• Problem description: Exclude the pictures; give every entry again exactly as written.

(Items listed in a dataset)
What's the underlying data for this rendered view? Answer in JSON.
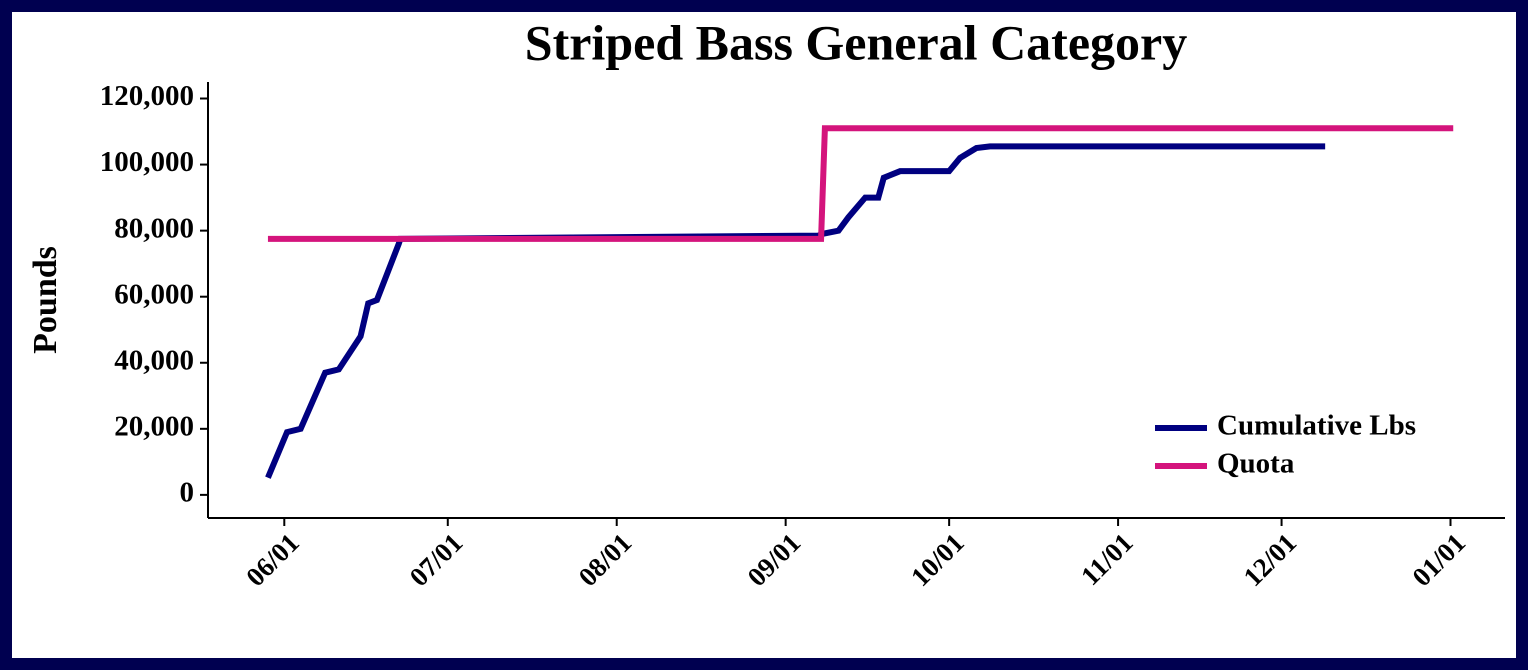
{
  "chart_data": {
    "type": "line",
    "title": "Striped Bass General Category",
    "y_label": "Pounds",
    "x": null,
    "series": [
      {
        "name": "Cumulative Lbs",
        "color": "#000080",
        "x": [
          -3,
          0.5,
          3,
          7.5,
          10,
          14,
          15.4,
          17,
          21,
          21.3,
          98,
          98.7,
          101.7,
          103.5,
          106.6,
          109,
          110,
          113,
          122,
          124,
          127,
          129.5,
          191
        ],
        "values": [
          5200,
          19000,
          20000,
          37000,
          38000,
          48000,
          58000,
          59000,
          76000,
          77500,
          78500,
          79000,
          80000,
          84000,
          90000,
          90000,
          96000,
          98000,
          98000,
          102000,
          105000,
          105500,
          105500
        ]
      },
      {
        "name": "Quota",
        "color": "#d4147c",
        "x": [
          -3,
          98.5,
          99.2,
          214.5
        ],
        "values": [
          77500,
          77500,
          111000,
          111000
        ]
      }
    ],
    "xlim": [
      -14,
      224
    ],
    "xticks": [
      {
        "value": 0,
        "label": "06/01"
      },
      {
        "value": 30,
        "label": "07/01"
      },
      {
        "value": 61,
        "label": "08/01"
      },
      {
        "value": 92,
        "label": "09/01"
      },
      {
        "value": 122,
        "label": "10/01"
      },
      {
        "value": 153,
        "label": "11/01"
      },
      {
        "value": 183,
        "label": "12/01"
      },
      {
        "value": 214,
        "label": "01/01"
      }
    ],
    "ylim": [
      -7000,
      125000
    ],
    "yticks": [
      {
        "value": 0,
        "label": "0"
      },
      {
        "value": 20000,
        "label": "20,000"
      },
      {
        "value": 40000,
        "label": "40,000"
      },
      {
        "value": 60000,
        "label": "60,000"
      },
      {
        "value": 80000,
        "label": "80,000"
      },
      {
        "value": 100000,
        "label": "100,000"
      },
      {
        "value": 120000,
        "label": "120,000"
      }
    ],
    "legend": "lower-right"
  }
}
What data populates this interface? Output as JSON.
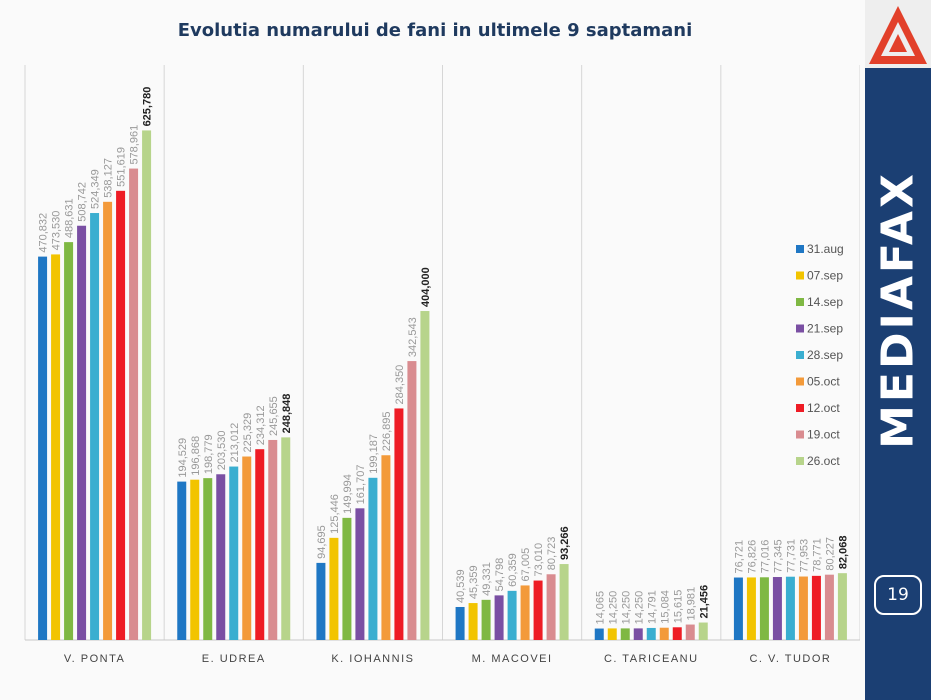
{
  "slide": {
    "brand": "MEDIAFAX",
    "page_number": "19",
    "colors": {
      "sidebar": "#1b3f73",
      "logo_red": "#e2402a"
    }
  },
  "chart_data": {
    "type": "bar",
    "title": "Evolutia numarului de fani in ultimele 9 saptamani",
    "categories": [
      "V. PONTA",
      "E. UDREA",
      "K. IOHANNIS",
      "M. MACOVEI",
      "C. TARICEANU",
      "C. V. TUDOR"
    ],
    "xlabel": "",
    "ylabel": "",
    "ylim": [
      0,
      700000
    ],
    "grid": false,
    "legend_position": "right",
    "series": [
      {
        "name": "31.aug",
        "color": "#1f77c4",
        "values": [
          470832,
          194529,
          94695,
          40539,
          14065,
          76721
        ],
        "labels": [
          "470,832",
          "194,529",
          "94,695",
          "40,539",
          "14,065",
          "76,721"
        ]
      },
      {
        "name": "07.sep",
        "color": "#f2c400",
        "values": [
          473530,
          196868,
          125446,
          45359,
          14250,
          76826
        ],
        "labels": [
          "473,530",
          "196,868",
          "125,446",
          "45,359",
          "14,250",
          "76,826"
        ]
      },
      {
        "name": "14.sep",
        "color": "#7fb843",
        "values": [
          488631,
          198779,
          149994,
          49331,
          14250,
          77016
        ],
        "labels": [
          "488,631",
          "198,779",
          "149,994",
          "49,331",
          "14,250",
          "77,016"
        ]
      },
      {
        "name": "21.sep",
        "color": "#7a4fa3",
        "values": [
          508742,
          203530,
          161707,
          54798,
          14250,
          77345
        ],
        "labels": [
          "508,742",
          "203,530",
          "161,707",
          "54,798",
          "14,250",
          "77,345"
        ]
      },
      {
        "name": "28.sep",
        "color": "#3aaed0",
        "values": [
          524349,
          213012,
          199187,
          60359,
          14791,
          77731
        ],
        "labels": [
          "524,349",
          "213,012",
          "199,187",
          "60,359",
          "14,791",
          "77,731"
        ]
      },
      {
        "name": "05.oct",
        "color": "#f39a3a",
        "values": [
          538127,
          225329,
          226895,
          67005,
          15084,
          77953
        ],
        "labels": [
          "538,127",
          "225,329",
          "226,895",
          "67,005",
          "15,084",
          "77,953"
        ]
      },
      {
        "name": "12.oct",
        "color": "#ee1c25",
        "values": [
          551619,
          234312,
          284350,
          73010,
          15615,
          78771
        ],
        "labels": [
          "551,619",
          "234,312",
          "284,350",
          "73,010",
          "15,615",
          "78,771"
        ]
      },
      {
        "name": "19.oct",
        "color": "#d98c90",
        "values": [
          578961,
          245655,
          342543,
          80723,
          18981,
          80227
        ],
        "labels": [
          "578,961",
          "245,655",
          "342,543",
          "80,723",
          "18,981",
          "80,227"
        ]
      },
      {
        "name": "26.oct",
        "color": "#b7d48b",
        "values": [
          625780,
          248848,
          404000,
          93266,
          21456,
          82068
        ],
        "labels": [
          "625,780",
          "248,848",
          "404,000",
          "93,266",
          "21,456",
          "82,068"
        ]
      }
    ]
  }
}
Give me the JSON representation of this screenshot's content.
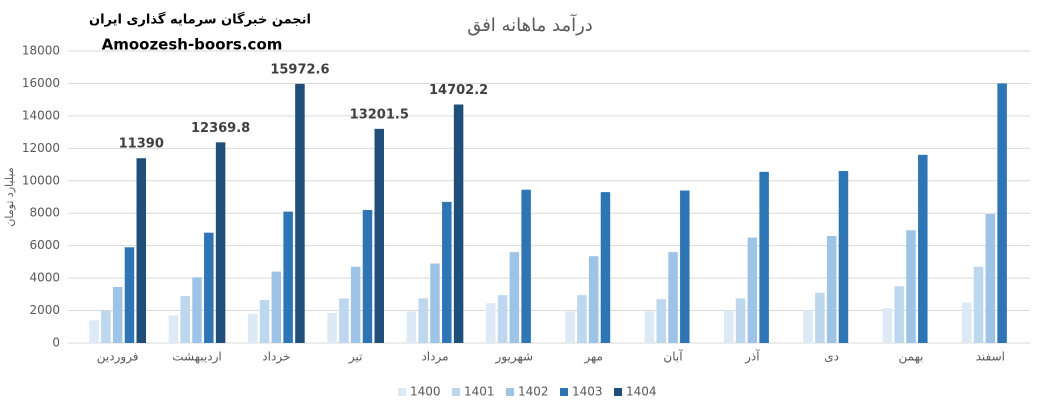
{
  "chart_data": {
    "type": "bar",
    "title": "درآمد ماهانه افق",
    "watermark": "انجمن خبرگان سرمایه گذاری ایران",
    "website": "Amoozesh-boors.com",
    "ylabel": "میلیارد تومان",
    "categories": [
      "فروردین",
      "اردیبهشت",
      "خرداد",
      "تیر",
      "مرداد",
      "شهریور",
      "مهر",
      "آبان",
      "آذر",
      "دی",
      "بهمن",
      "اسفند"
    ],
    "series": [
      {
        "name": "1400",
        "color": "#dde9f5",
        "values": [
          1400,
          1700,
          1800,
          1850,
          1950,
          2450,
          1950,
          1950,
          2000,
          2050,
          2150,
          2500
        ]
      },
      {
        "name": "1401",
        "color": "#bdd7ee",
        "values": [
          2000,
          2900,
          2650,
          2750,
          2750,
          2950,
          2950,
          2700,
          2750,
          3100,
          3500,
          4700
        ]
      },
      {
        "name": "1402",
        "color": "#9dc3e6",
        "values": [
          3450,
          4050,
          4400,
          4700,
          4900,
          5600,
          5350,
          5600,
          6500,
          6600,
          6950,
          7950
        ]
      },
      {
        "name": "1403",
        "color": "#2e75b6",
        "values": [
          5900,
          6800,
          8100,
          8200,
          8700,
          9450,
          9300,
          9400,
          10550,
          10600,
          11600,
          16000
        ]
      },
      {
        "name": "1404",
        "color": "#1f4e79",
        "show_values": true,
        "values": [
          11390,
          12369.8,
          15972.6,
          13201.5,
          14702.2,
          null,
          null,
          null,
          null,
          null,
          null,
          null
        ]
      }
    ],
    "ylim": [
      0,
      18000
    ],
    "yticks": [
      0,
      2000,
      4000,
      6000,
      8000,
      10000,
      12000,
      14000,
      16000,
      18000
    ],
    "grid": true,
    "legend": "bottom"
  }
}
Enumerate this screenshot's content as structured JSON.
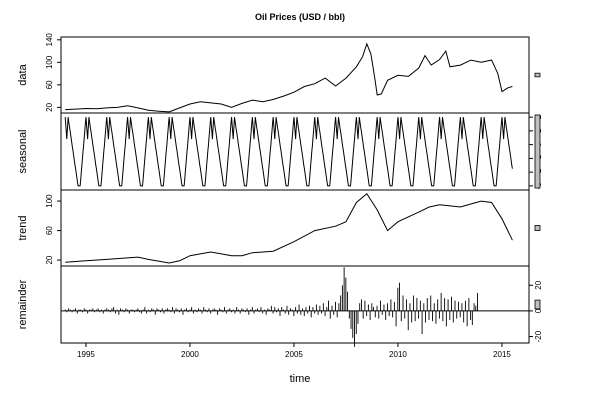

• Result of the task:
What's the underlying data for this rendered view? Answer in JSON.
{
  "chart_data": {
    "type": "line",
    "title": "Striped Bass General Category",
    "y_label": "Pounds",
    "x": null,
    "series": [
      {
        "name": "Cumulative Lbs",
        "color": "#000080",
        "x": [
          -3,
          0.5,
          3,
          7.5,
          10,
          14,
          15.4,
          17,
          21,
          21.3,
          98,
          98.7,
          101.7,
          103.5,
          106.6,
          109,
          110,
          113,
          122,
          124,
          127,
          129.5,
          191
        ],
        "values": [
          5200,
          19000,
          20000,
          37000,
          38000,
          48000,
          58000,
          59000,
          76000,
          77500,
          78500,
          79000,
          80000,
          84000,
          90000,
          90000,
          96000,
          98000,
          98000,
          102000,
          105000,
          105500,
          105500
        ]
      },
      {
        "name": "Quota",
        "color": "#d4147c",
        "x": [
          -3,
          98.5,
          99.2,
          214.5
        ],
        "values": [
          77500,
          77500,
          111000,
          111000
        ]
      }
    ],
    "xlim": [
      -14,
      224
    ],
    "xticks": [
      {
        "value": 0,
        "label": "06/01"
      },
      {
        "value": 30,
        "label": "07/01"
      },
      {
        "value": 61,
        "label": "08/01"
      },
      {
        "value": 92,
        "label": "09/01"
      },
      {
        "value": 122,
        "label": "10/01"
      },
      {
        "value": 153,
        "label": "11/01"
      },
      {
        "value": 183,
        "label": "12/01"
      },
      {
        "value": 214,
        "label": "01/01"
      }
    ],
    "ylim": [
      -7000,
      125000
    ],
    "yticks": [
      {
        "value": 0,
        "label": "0"
      },
      {
        "value": 20000,
        "label": "20,000"
      },
      {
        "value": 40000,
        "label": "40,000"
      },
      {
        "value": 60000,
        "label": "60,000"
      },
      {
        "value": 80000,
        "label": "80,000"
      },
      {
        "value": 100000,
        "label": "100,000"
      },
      {
        "value": 120000,
        "label": "120,000"
      }
    ],
    "legend": "lower-right"
  }
}
What data populates this interface? Output as JSON.
{
  "slide": {
    "brand": "MEDIAFAX",
    "page_number": "19",
    "colors": {
      "sidebar": "#1b3f73",
      "logo_red": "#e2402a"
    }
  },
  "chart_data": {
    "type": "bar",
    "title": "Evolutia numarului de fani in ultimele 9 saptamani",
    "categories": [
      "V. PONTA",
      "E. UDREA",
      "K. IOHANNIS",
      "M. MACOVEI",
      "C. TARICEANU",
      "C. V. TUDOR"
    ],
    "xlabel": "",
    "ylabel": "",
    "ylim": [
      0,
      700000
    ],
    "grid": false,
    "legend_position": "right",
    "series": [
      {
        "name": "31.aug",
        "color": "#1f77c4",
        "values": [
          470832,
          194529,
          94695,
          40539,
          14065,
          76721
        ],
        "labels": [
          "470,832",
          "194,529",
          "94,695",
          "40,539",
          "14,065",
          "76,721"
        ]
      },
      {
        "name": "07.sep",
        "color": "#f2c400",
        "values": [
          473530,
          196868,
          125446,
          45359,
          14250,
          76826
        ],
        "labels": [
          "473,530",
          "196,868",
          "125,446",
          "45,359",
          "14,250",
          "76,826"
        ]
      },
      {
        "name": "14.sep",
        "color": "#7fb843",
        "values": [
          488631,
          198779,
          149994,
          49331,
          14250,
          77016
        ],
        "labels": [
          "488,631",
          "198,779",
          "149,994",
          "49,331",
          "14,250",
          "77,016"
        ]
      },
      {
        "name": "21.sep",
        "color": "#7a4fa3",
        "values": [
          508742,
          203530,
          161707,
          54798,
          14250,
          77345
        ],
        "labels": [
          "508,742",
          "203,530",
          "161,707",
          "54,798",
          "14,250",
          "77,345"
        ]
      },
      {
        "name": "28.sep",
        "color": "#3aaed0",
        "values": [
          524349,
          213012,
          199187,
          60359,
          14791,
          77731
        ],
        "labels": [
          "524,349",
          "213,012",
          "199,187",
          "60,359",
          "14,791",
          "77,731"
        ]
      },
      {
        "name": "05.oct",
        "color": "#f39a3a",
        "values": [
          538127,
          225329,
          226895,
          67005,
          15084,
          77953
        ],
        "labels": [
          "538,127",
          "225,329",
          "226,895",
          "67,005",
          "15,084",
          "77,953"
        ]
      },
      {
        "name": "12.oct",
        "color": "#ee1c25",
        "values": [
          551619,
          234312,
          284350,
          73010,
          15615,
          78771
        ],
        "labels": [
          "551,619",
          "234,312",
          "284,350",
          "73,010",
          "15,615",
          "78,771"
        ]
      },
      {
        "name": "19.oct",
        "color": "#d98c90",
        "values": [
          578961,
          245655,
          342543,
          80723,
          18981,
          80227
        ],
        "labels": [
          "578,961",
          "245,655",
          "342,543",
          "80,723",
          "18,981",
          "80,227"
        ]
      },
      {
        "name": "26.oct",
        "color": "#b7d48b",
        "values": [
          625780,
          248848,
          404000,
          93266,
          21456,
          82068
        ],
        "labels": [
          "625,780",
          "248,848",
          "404,000",
          "93,266",
          "21,456",
          "82,068"
        ]
      }
    ]
  }
}
Give me the JSON representation of this screenshot's content.
{
  "chart_data": {
    "type": "bar",
    "title": "درآمد ماهانه افق",
    "watermark": "انجمن خبرگان سرمایه گذاری ایران",
    "website": "Amoozesh-boors.com",
    "ylabel": "میلیارد تومان",
    "categories": [
      "فروردین",
      "اردیبهشت",
      "خرداد",
      "تیر",
      "مرداد",
      "شهریور",
      "مهر",
      "آبان",
      "آذر",
      "دی",
      "بهمن",
      "اسفند"
    ],
    "series": [
      {
        "name": "1400",
        "color": "#dde9f5",
        "values": [
          1400,
          1700,
          1800,
          1850,
          1950,
          2450,
          1950,
          1950,
          2000,
          2050,
          2150,
          2500
        ]
      },
      {
        "name": "1401",
        "color": "#bdd7ee",
        "values": [
          2000,
          2900,
          2650,
          2750,
          2750,
          2950,
          2950,
          2700,
          2750,
          3100,
          3500,
          4700
        ]
      },
      {
        "name": "1402",
        "color": "#9dc3e6",
        "values": [
          3450,
          4050,
          4400,
          4700,
          4900,
          5600,
          5350,
          5600,
          6500,
          6600,
          6950,
          7950
        ]
      },
      {
        "name": "1403",
        "color": "#2e75b6",
        "values": [
          5900,
          6800,
          8100,
          8200,
          8700,
          9450,
          9300,
          9400,
          10550,
          10600,
          11600,
          16000
        ]
      },
      {
        "name": "1404",
        "color": "#1f4e79",
        "show_values": true,
        "values": [
          11390,
          12369.8,
          15972.6,
          13201.5,
          14702.2,
          null,
          null,
          null,
          null,
          null,
          null,
          null
        ]
      }
    ],
    "ylim": [
      0,
      18000
    ],
    "yticks": [
      0,
      2000,
      4000,
      6000,
      8000,
      10000,
      12000,
      14000,
      16000,
      18000
    ],
    "grid": true,
    "legend": "bottom"
  }
}
Enumerate this screenshot's content as structured JSON.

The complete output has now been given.